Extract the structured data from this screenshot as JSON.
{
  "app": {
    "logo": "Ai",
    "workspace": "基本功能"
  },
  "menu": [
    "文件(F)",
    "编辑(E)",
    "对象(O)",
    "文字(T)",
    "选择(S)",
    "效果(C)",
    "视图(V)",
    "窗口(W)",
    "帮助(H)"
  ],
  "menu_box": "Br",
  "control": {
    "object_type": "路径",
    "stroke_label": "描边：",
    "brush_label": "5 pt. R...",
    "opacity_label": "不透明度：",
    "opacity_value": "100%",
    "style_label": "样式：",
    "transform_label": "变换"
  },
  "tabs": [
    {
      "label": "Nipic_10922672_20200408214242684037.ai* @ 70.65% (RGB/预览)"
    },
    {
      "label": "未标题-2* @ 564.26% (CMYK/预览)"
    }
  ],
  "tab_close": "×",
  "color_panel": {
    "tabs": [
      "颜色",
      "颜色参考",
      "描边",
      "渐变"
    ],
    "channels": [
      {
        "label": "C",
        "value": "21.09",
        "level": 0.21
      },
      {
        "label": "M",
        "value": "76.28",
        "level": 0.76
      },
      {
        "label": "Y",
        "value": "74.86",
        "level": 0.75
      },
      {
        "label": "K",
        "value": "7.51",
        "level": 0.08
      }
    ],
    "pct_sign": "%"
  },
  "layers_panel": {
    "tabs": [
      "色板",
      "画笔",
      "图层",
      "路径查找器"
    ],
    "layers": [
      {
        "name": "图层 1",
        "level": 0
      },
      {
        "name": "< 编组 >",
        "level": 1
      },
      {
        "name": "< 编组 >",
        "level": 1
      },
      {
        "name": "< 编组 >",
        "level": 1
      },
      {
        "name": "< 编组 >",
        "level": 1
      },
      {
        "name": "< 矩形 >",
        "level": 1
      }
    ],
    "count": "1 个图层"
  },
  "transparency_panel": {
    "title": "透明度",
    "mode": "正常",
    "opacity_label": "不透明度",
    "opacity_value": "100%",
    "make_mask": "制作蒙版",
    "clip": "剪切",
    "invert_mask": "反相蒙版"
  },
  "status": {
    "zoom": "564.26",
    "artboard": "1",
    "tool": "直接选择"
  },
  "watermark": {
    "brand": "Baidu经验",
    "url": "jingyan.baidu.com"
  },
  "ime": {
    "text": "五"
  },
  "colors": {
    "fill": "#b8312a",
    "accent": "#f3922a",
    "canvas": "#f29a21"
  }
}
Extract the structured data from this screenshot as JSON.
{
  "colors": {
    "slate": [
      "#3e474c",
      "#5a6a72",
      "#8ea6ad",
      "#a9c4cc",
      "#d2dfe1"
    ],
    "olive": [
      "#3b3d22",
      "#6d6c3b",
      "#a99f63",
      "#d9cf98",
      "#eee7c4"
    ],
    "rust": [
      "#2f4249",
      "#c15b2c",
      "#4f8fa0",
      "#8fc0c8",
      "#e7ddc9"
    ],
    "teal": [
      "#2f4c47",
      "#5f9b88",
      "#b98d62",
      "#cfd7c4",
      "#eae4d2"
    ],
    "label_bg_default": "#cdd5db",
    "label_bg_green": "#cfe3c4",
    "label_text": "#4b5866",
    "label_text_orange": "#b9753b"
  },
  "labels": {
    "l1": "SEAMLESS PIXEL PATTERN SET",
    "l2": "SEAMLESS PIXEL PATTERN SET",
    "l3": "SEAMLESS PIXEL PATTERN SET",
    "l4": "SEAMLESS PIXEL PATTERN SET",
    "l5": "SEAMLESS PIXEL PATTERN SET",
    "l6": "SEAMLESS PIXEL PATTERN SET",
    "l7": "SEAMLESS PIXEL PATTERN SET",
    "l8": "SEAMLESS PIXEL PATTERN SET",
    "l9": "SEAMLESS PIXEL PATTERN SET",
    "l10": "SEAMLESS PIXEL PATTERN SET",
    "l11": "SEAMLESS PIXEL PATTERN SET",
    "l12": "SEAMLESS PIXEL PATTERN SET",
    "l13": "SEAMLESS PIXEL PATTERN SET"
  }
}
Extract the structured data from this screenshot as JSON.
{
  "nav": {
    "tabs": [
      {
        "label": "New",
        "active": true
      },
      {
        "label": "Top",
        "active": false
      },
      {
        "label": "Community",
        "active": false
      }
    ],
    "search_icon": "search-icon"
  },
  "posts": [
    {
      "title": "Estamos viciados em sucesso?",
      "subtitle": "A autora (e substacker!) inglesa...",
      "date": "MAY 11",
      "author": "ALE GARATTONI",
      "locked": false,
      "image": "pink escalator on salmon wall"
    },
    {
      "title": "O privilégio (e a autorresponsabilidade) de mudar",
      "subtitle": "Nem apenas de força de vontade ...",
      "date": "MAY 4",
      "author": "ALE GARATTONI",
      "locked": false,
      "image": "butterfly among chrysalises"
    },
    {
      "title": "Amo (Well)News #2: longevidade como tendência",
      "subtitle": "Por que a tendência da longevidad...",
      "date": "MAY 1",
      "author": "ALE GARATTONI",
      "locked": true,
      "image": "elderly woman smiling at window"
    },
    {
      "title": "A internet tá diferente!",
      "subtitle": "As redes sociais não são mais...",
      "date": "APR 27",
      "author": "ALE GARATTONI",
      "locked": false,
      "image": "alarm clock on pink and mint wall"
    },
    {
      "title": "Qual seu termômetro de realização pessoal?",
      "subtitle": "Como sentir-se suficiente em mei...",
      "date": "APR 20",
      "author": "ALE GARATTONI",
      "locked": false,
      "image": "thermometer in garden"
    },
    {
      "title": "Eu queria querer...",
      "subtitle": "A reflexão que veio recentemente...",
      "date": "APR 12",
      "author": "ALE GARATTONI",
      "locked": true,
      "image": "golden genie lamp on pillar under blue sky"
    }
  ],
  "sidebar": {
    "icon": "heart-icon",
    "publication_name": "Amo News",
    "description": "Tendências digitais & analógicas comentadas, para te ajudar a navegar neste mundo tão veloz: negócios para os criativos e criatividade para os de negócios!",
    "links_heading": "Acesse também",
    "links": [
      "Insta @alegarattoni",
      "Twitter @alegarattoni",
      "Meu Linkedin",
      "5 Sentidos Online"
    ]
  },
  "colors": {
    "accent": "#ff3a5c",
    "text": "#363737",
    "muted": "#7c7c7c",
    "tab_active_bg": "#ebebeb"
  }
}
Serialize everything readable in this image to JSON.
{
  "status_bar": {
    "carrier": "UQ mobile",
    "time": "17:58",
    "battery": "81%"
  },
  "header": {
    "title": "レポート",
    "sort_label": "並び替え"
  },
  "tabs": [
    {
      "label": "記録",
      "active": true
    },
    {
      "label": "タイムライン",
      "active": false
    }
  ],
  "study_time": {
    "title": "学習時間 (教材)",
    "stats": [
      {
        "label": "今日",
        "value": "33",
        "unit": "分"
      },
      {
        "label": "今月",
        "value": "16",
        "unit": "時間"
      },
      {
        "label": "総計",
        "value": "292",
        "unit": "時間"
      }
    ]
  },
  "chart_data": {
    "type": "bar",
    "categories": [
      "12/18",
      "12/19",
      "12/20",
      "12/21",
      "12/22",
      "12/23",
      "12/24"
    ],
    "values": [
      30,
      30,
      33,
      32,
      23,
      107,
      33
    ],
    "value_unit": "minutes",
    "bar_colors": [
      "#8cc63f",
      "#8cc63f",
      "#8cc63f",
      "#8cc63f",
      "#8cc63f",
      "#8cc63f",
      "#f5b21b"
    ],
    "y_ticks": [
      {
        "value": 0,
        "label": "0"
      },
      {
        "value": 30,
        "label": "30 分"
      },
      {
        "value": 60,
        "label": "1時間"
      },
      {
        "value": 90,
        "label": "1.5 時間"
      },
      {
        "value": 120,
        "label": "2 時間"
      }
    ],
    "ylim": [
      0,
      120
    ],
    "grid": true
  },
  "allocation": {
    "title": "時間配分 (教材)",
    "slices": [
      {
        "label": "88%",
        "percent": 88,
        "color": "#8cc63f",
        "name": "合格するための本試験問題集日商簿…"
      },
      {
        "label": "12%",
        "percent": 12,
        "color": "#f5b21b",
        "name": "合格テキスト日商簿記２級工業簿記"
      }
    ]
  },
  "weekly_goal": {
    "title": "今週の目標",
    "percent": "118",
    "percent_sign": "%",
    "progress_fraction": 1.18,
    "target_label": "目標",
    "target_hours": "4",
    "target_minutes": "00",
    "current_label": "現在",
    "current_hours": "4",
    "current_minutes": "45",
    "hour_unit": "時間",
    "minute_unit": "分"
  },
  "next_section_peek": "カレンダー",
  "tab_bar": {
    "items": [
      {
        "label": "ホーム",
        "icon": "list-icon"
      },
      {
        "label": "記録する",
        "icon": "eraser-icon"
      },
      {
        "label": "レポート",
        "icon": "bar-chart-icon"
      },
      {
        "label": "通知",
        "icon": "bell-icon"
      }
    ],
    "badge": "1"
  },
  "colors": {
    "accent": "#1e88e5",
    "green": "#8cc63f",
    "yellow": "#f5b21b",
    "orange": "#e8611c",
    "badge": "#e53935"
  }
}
◆ ◆ ◆ ◆
Using the entries above, find all lines with "accent". Copy them.

    "accent": "#f3922a",
    "accent": "#ff3a5c",
    "accent": "#1e88e5",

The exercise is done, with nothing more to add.